Exercise objective: Your answer should be a single number: the count of lines that include the word "name".

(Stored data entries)
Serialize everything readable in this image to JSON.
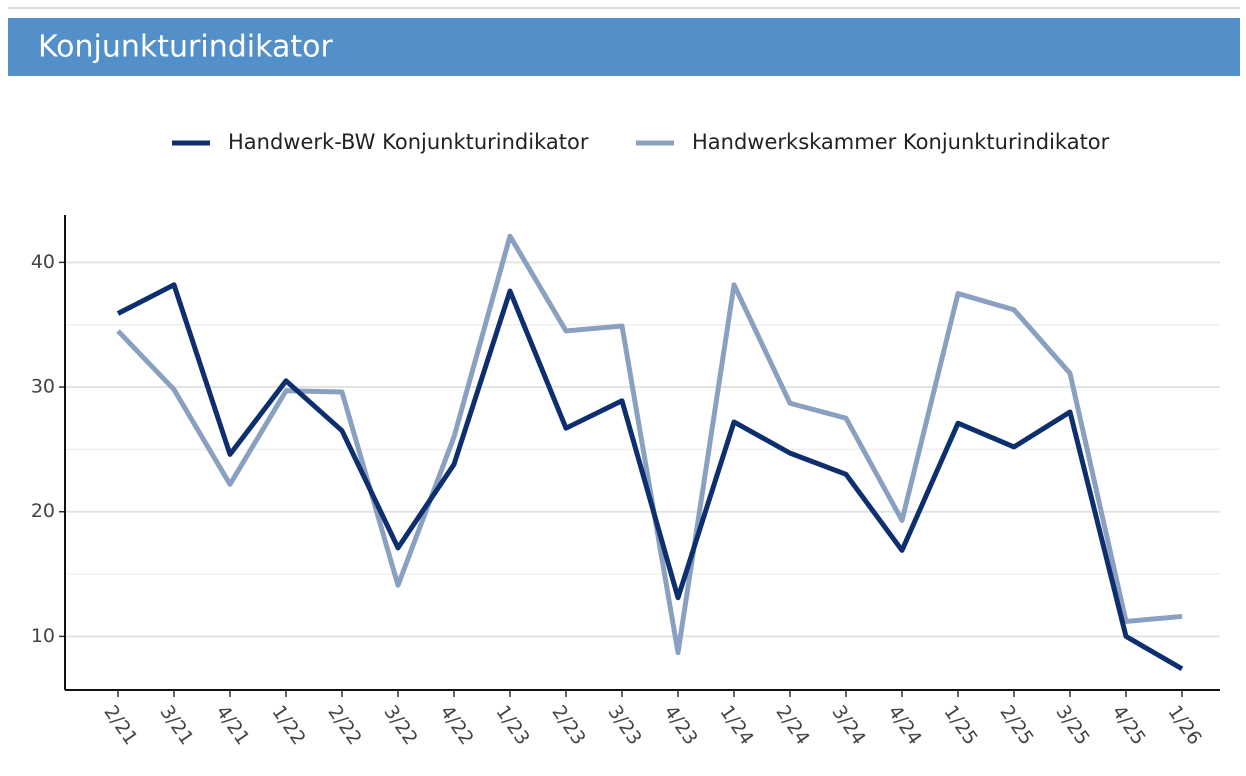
{
  "chart_data": {
    "type": "line",
    "title": "Konjunkturindikator",
    "categories": [
      "2/21",
      "3/21",
      "4/21",
      "1/22",
      "2/22",
      "3/22",
      "4/22",
      "1/23",
      "2/23",
      "3/23",
      "4/23",
      "1/24",
      "2/24",
      "3/24",
      "4/24",
      "1/25",
      "2/25",
      "3/25",
      "4/25",
      "1/26"
    ],
    "series": [
      {
        "name": "Handwerk-BW Konjunkturindikator",
        "color": "#0d2f6e",
        "values": [
          35.9,
          38.2,
          24.6,
          30.5,
          26.5,
          17.1,
          23.8,
          37.7,
          26.7,
          28.9,
          13.1,
          27.2,
          24.7,
          23.0,
          16.9,
          27.1,
          25.2,
          28.0,
          10.0,
          7.4
        ]
      },
      {
        "name": "Handwerkskammer Konjunkturindikator",
        "color": "#8aa0c0",
        "values": [
          34.5,
          29.8,
          22.2,
          29.7,
          29.6,
          14.1,
          26.0,
          42.1,
          34.5,
          34.9,
          8.7,
          38.2,
          28.7,
          27.5,
          19.3,
          37.5,
          36.2,
          31.1,
          11.2,
          11.6
        ]
      }
    ],
    "ylim": [
      5.7,
      43.8
    ],
    "yticks": [
      10,
      20,
      30,
      40
    ],
    "minor_yticks": [
      15,
      25,
      35
    ],
    "grid": true,
    "legend": "top"
  }
}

Exercise solution: 2